- [WHAT THE EXERCISE ASKS]
Locate each line of the material that contains "复试专业课", then return it.

- [SUPPLIED INFORMATION]
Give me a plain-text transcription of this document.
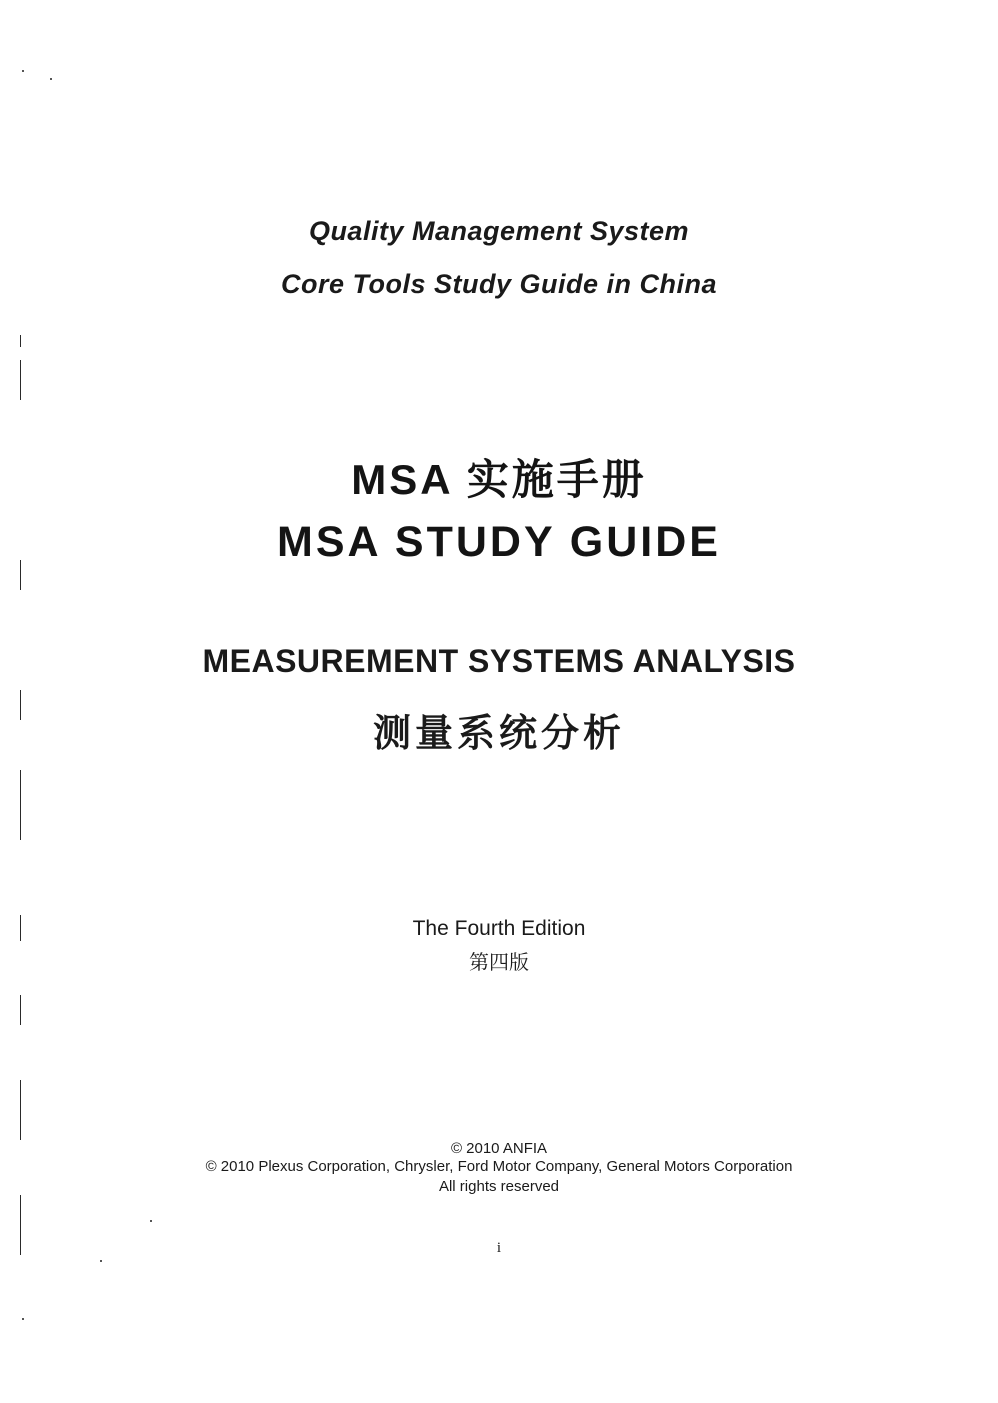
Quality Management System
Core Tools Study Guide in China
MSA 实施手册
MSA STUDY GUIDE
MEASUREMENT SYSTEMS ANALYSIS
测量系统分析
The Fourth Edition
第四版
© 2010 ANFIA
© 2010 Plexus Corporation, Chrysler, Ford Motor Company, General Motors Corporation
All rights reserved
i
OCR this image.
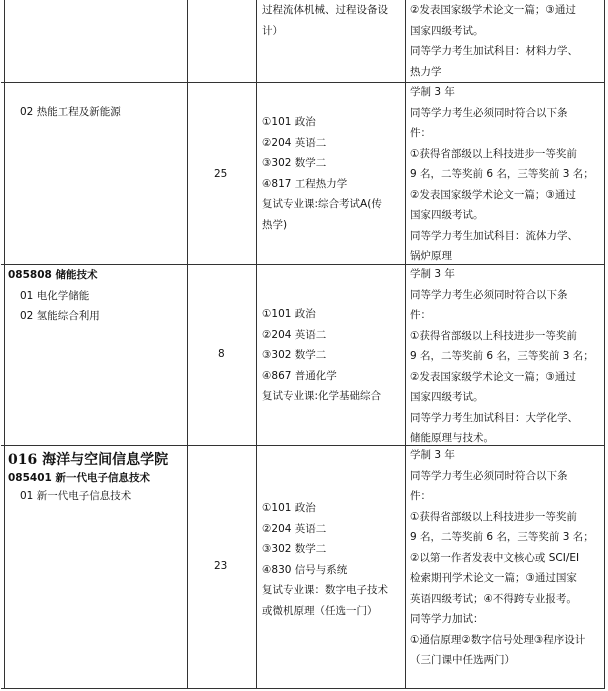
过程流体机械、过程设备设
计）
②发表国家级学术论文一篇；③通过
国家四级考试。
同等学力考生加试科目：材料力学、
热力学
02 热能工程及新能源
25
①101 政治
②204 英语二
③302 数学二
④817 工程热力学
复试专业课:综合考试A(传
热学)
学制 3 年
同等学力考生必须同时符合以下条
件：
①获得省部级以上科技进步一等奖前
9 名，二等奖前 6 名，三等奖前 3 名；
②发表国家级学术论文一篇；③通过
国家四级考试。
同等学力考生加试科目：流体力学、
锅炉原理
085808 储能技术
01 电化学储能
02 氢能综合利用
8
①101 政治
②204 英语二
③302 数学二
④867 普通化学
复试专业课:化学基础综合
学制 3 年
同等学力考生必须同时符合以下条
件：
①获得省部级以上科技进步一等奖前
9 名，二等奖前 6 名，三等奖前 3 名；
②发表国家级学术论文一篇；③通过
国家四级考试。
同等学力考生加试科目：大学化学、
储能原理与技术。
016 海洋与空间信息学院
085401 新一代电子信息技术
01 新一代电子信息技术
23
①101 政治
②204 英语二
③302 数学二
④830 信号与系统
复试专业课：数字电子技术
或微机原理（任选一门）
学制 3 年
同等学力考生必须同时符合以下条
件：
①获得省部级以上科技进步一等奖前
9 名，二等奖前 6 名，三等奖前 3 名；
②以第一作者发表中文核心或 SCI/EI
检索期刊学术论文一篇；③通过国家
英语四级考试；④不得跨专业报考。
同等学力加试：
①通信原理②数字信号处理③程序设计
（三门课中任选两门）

- [TASK RESPONSE]
复试专业课:综合考试A(传
复试专业课:化学基础综合
复试专业课：数字电子技术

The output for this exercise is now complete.